■ **What you should do**: Copy every line of the data in which the word "JSON" occurs.

■ **Record list**:
-- start --

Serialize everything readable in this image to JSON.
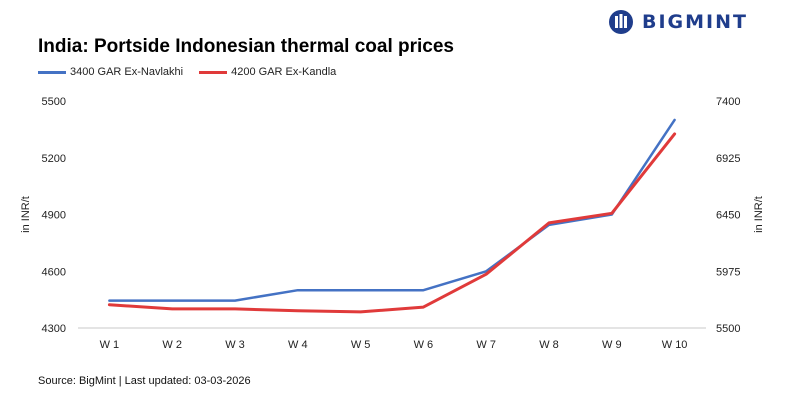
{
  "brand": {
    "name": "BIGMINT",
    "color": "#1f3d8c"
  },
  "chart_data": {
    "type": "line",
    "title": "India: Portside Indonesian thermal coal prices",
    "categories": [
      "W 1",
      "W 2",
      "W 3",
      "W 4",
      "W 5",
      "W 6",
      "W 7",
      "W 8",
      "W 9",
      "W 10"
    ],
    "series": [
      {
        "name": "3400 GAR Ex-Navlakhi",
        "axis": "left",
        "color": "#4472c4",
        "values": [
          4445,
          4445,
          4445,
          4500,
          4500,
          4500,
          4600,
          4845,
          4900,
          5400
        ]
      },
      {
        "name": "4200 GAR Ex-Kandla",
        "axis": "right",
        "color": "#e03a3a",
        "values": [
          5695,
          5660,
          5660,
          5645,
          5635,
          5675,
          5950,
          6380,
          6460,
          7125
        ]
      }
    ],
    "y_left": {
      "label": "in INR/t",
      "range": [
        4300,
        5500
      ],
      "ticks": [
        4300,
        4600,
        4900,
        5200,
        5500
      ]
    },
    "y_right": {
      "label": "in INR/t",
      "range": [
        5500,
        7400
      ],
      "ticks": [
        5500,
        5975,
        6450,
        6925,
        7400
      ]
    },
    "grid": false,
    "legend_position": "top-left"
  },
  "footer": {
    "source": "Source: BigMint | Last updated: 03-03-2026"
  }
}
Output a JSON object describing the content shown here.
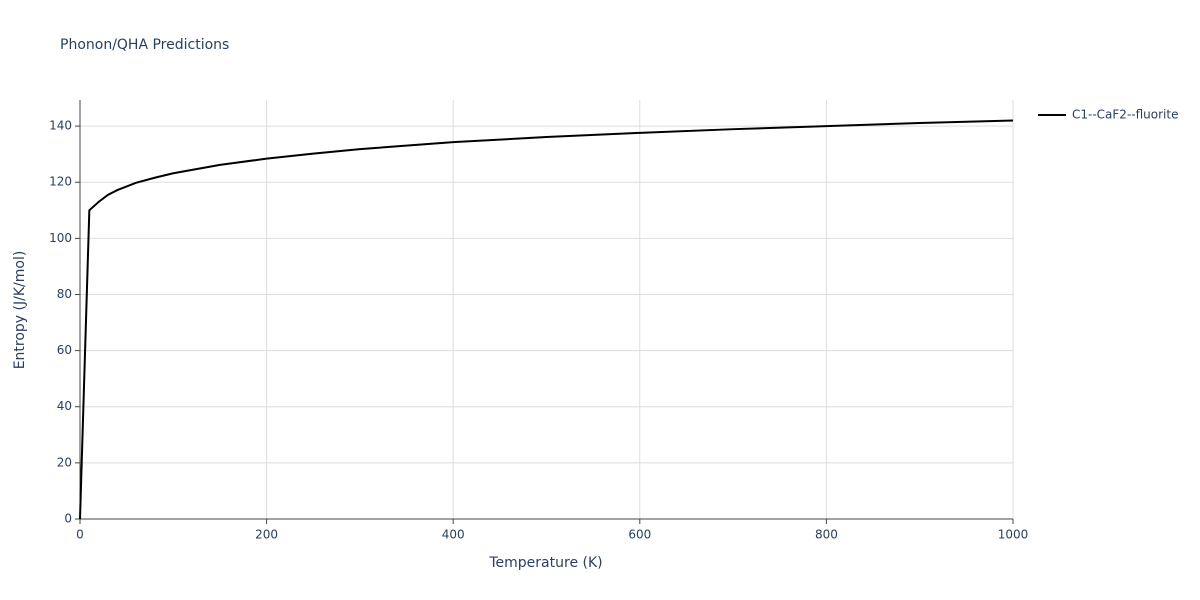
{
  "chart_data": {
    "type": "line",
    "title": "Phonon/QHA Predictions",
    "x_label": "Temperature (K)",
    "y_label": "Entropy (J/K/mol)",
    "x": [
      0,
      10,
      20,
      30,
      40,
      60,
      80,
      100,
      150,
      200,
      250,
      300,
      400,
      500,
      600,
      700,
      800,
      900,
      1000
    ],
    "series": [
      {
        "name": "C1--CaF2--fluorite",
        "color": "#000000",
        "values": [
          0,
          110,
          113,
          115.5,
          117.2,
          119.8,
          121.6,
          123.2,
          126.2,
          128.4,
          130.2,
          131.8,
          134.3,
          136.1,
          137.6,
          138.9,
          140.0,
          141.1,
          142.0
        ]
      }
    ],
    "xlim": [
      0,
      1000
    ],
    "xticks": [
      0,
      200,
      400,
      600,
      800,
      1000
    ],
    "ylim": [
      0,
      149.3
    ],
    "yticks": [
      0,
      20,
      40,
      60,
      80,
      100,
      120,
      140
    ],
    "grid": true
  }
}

-- end --

■ **Result**:
Serialize everything readable in this image to JSON.
Output a JSON object describing the content shown here.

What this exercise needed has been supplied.